--- START OF DATASET RECORDS ---

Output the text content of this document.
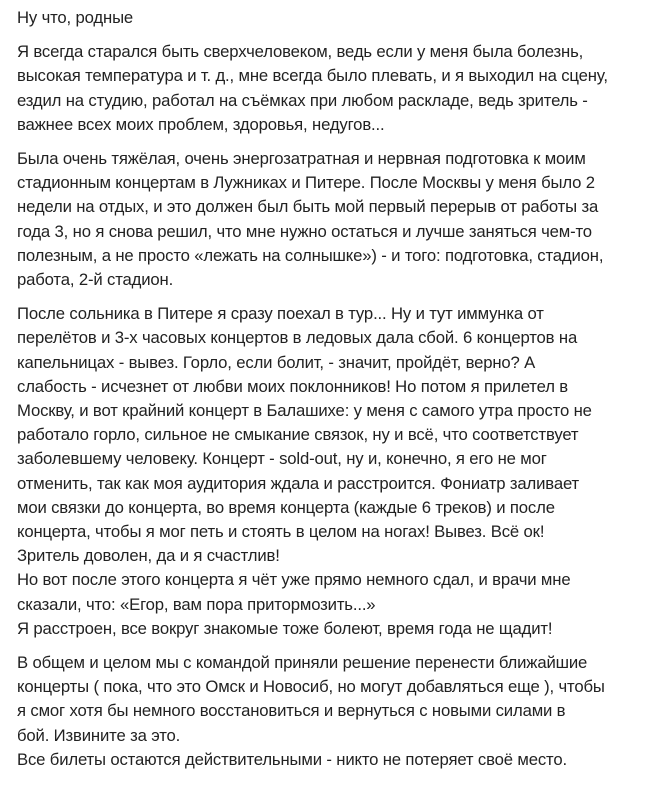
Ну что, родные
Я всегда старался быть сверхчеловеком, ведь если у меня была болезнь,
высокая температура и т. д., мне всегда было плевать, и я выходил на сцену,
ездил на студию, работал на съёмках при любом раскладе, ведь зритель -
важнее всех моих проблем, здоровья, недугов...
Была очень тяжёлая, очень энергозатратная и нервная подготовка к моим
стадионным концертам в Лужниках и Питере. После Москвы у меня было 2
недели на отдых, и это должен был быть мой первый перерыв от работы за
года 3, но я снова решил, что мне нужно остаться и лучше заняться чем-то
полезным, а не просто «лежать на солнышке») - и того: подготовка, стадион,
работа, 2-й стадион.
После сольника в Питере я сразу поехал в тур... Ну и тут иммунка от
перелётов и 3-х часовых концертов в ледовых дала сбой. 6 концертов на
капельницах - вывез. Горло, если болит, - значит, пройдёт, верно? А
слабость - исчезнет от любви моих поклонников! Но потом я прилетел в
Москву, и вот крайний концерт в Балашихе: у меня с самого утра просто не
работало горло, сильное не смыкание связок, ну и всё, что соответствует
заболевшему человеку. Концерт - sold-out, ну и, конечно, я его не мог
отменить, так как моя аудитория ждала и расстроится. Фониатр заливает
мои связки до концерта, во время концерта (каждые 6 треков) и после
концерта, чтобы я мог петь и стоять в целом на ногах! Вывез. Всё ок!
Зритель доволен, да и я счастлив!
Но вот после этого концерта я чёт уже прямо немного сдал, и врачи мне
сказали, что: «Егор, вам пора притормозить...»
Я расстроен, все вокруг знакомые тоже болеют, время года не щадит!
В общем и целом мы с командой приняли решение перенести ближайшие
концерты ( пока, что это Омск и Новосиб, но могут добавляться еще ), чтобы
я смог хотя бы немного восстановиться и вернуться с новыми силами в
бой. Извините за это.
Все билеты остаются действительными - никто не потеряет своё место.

--- END OF DATASET RECORDS ---
--- START OF DATASET RECORDS ---

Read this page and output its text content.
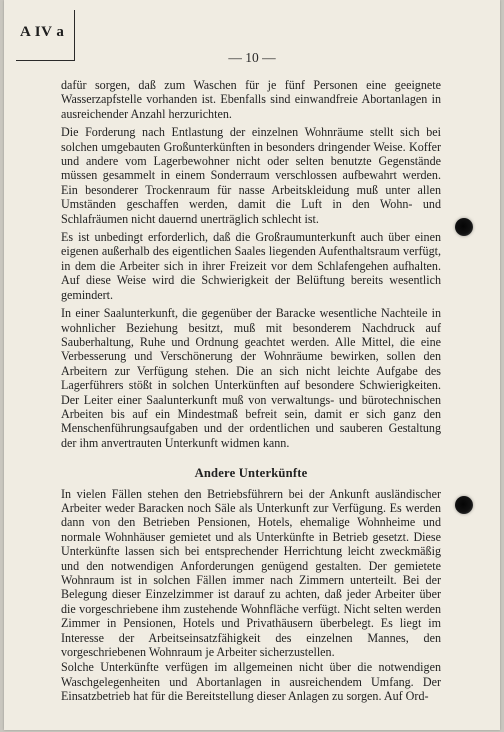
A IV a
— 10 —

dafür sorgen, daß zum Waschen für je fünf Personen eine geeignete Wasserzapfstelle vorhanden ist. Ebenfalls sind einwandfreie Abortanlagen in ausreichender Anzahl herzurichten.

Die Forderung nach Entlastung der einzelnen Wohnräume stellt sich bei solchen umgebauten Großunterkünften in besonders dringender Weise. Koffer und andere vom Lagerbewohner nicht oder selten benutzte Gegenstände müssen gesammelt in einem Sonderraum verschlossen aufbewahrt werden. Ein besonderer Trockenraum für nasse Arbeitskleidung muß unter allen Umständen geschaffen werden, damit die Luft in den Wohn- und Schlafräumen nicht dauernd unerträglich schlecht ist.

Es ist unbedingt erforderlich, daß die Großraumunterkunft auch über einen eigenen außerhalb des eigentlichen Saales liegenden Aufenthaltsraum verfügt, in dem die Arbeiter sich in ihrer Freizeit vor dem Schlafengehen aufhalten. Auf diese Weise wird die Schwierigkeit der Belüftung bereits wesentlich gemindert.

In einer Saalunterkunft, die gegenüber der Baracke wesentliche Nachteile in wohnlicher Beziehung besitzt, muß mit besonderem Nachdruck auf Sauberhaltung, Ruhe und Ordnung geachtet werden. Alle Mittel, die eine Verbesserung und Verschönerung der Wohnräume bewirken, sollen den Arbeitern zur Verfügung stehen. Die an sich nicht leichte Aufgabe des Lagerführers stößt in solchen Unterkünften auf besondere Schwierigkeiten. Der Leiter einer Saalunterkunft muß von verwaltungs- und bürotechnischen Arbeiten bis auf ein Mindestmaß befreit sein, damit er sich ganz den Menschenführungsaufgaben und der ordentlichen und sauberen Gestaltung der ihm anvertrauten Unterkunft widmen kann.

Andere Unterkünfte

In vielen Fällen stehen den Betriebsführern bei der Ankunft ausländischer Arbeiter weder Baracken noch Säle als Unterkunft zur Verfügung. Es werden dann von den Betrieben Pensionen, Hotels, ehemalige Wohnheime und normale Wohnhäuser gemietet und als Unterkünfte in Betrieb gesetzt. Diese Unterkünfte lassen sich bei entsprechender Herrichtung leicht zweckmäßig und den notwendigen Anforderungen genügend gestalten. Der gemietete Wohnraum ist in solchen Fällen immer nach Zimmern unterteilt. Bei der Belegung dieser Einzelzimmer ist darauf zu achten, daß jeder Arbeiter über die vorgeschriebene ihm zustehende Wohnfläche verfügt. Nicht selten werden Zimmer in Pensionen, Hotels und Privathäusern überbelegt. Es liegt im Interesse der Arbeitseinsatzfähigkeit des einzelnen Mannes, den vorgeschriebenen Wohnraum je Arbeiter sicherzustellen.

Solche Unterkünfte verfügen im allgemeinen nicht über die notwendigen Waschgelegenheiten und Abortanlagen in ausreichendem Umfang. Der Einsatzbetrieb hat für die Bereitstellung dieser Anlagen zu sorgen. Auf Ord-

--- END OF DATASET RECORDS ---

From the listing above, collect each line in which the string "sorgen" appears.

## COMPLETE OUTPUT
dafür sorgen, daß zum Waschen für je fünf Personen eine geeignete Wasserzapfstelle vorhanden ist. Ebenfalls sind einwandfreie Abortanlagen in ausreichender Anzahl herzurichten.
Solche Unterkünfte verfügen im allgemeinen nicht über die notwendigen Waschgelegenheiten und Abortanlagen in ausreichendem Umfang. Der Einsatzbetrieb hat für die Bereitstellung dieser Anlagen zu sorgen. Auf Ord-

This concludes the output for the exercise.